_What you have to do_.
Using the entries that follow, collect the lines where the word "Promedio" appears.
____________________
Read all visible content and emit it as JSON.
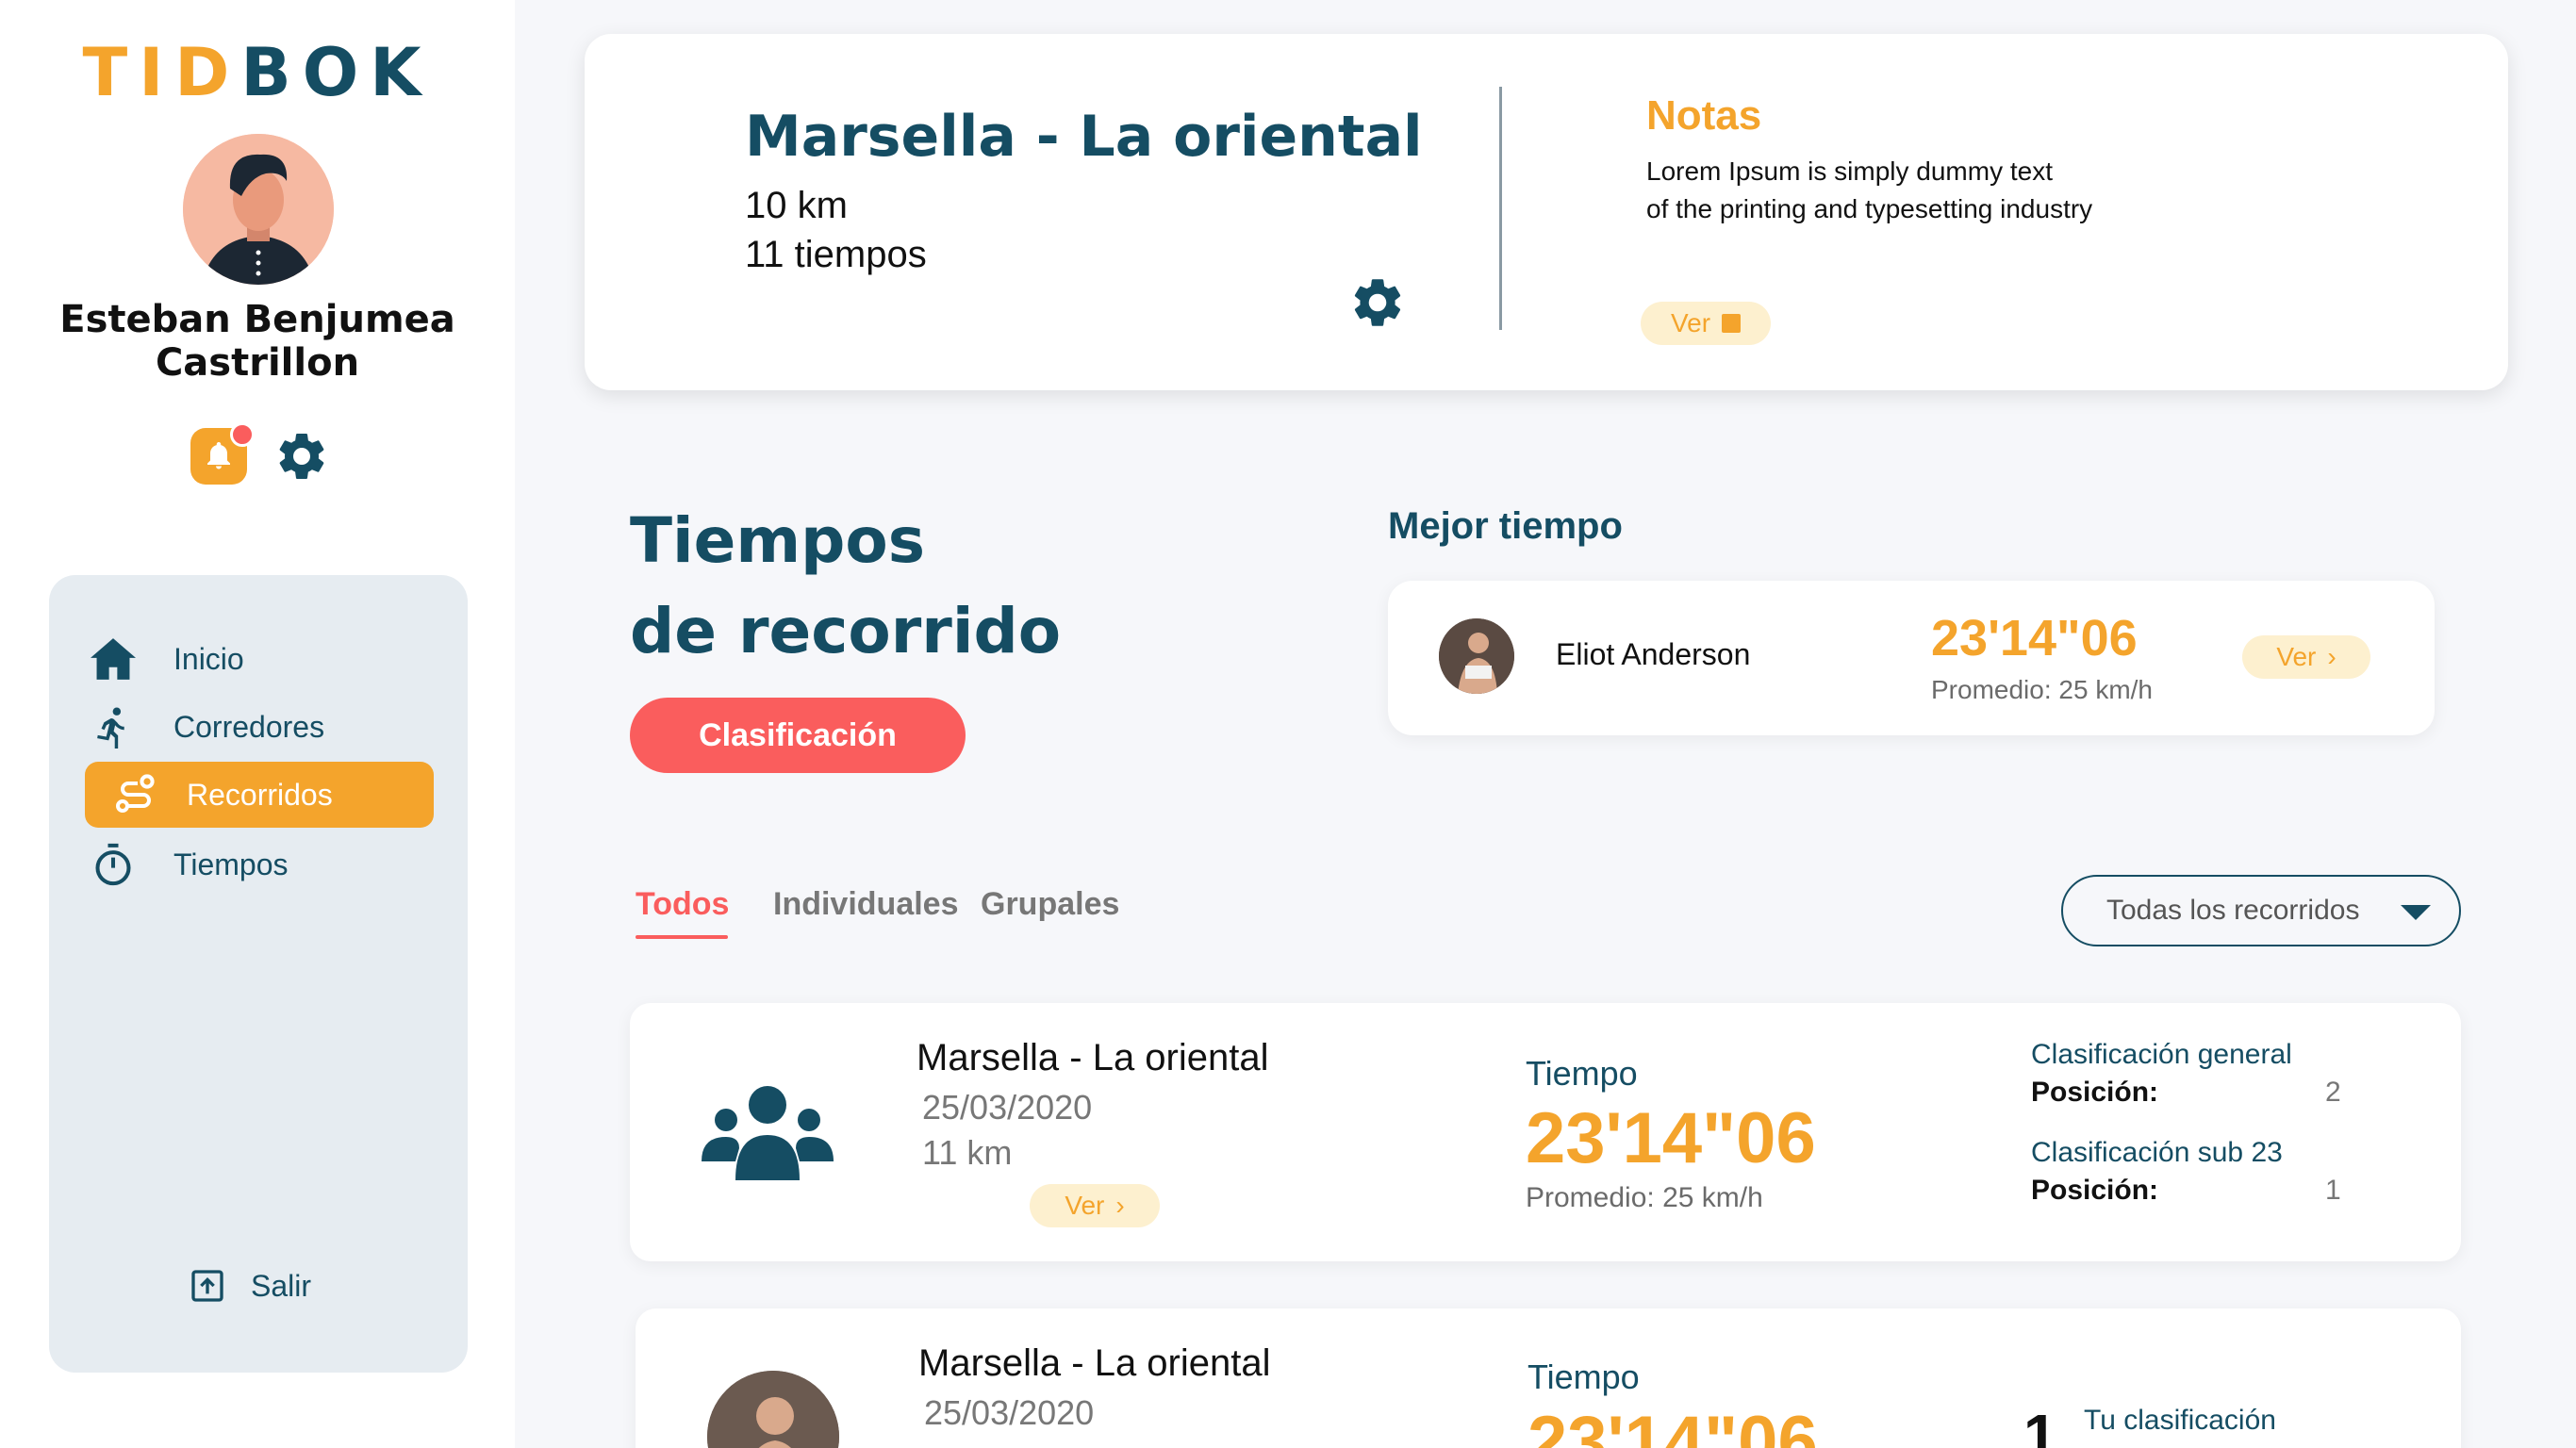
{
  "brand": {
    "part1": "TID",
    "part2": "BOK",
    "color_primary": "#154d63",
    "color_accent": "#f4a42c",
    "color_alert": "#fa5d5d"
  },
  "user": {
    "name_line1": "Esteban Benjumea",
    "name_line2": "Castrillon",
    "notifications": "bell-icon",
    "settings": "gear-icon"
  },
  "nav": {
    "items": [
      {
        "label": "Inicio",
        "icon": "home-icon",
        "active": false
      },
      {
        "label": "Corredores",
        "icon": "runner-icon",
        "active": false
      },
      {
        "label": "Recorridos",
        "icon": "route-icon",
        "active": true
      },
      {
        "label": "Tiempos",
        "icon": "stopwatch-icon",
        "active": false
      }
    ],
    "logout": "Salir"
  },
  "route": {
    "title": "Marsella - La oriental",
    "distance": "10 km",
    "times_count": "11 tiempos",
    "notes_title": "Notas",
    "notes_line1": "Lorem Ipsum is simply dummy text",
    "notes_line2": "of the printing and typesetting industry",
    "notes_button": "Ver"
  },
  "section": {
    "title_line1": "Tiempos",
    "title_line2": "de recorrido",
    "classification_button": "Clasificación"
  },
  "best": {
    "label": "Mejor tiempo",
    "name": "Eliot Anderson",
    "time": "23'14\"06",
    "avg": "Promedio: 25 km/h",
    "button": "Ver"
  },
  "tabs": {
    "all": "Todos",
    "individual": "Individuales",
    "group": "Grupales",
    "active": "Todos"
  },
  "filter": {
    "selected": "Todas los recorridos"
  },
  "records": [
    {
      "title": "Marsella - La oriental",
      "date": "25/03/2020",
      "distance": "11 km",
      "button": "Ver",
      "time_label": "Tiempo",
      "time": "23'14\"06",
      "avg": "Promedio: 25 km/h",
      "cls1_title": "Clasificación general",
      "cls1_pos_label": "Posición:",
      "cls1_pos": "2",
      "cls2_title": "Clasificación sub 23",
      "cls2_pos_label": "Posición:",
      "cls2_pos": "1"
    },
    {
      "title": "Marsella - La oriental",
      "date": "25/03/2020",
      "time_label": "Tiempo",
      "time": "23'14\"06",
      "rank": "1",
      "rank_label": "Tu clasificación"
    }
  ]
}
____________________
_Result_.
    "avg": "Promedio: 25 km/h",
      "avg": "Promedio: 25 km/h",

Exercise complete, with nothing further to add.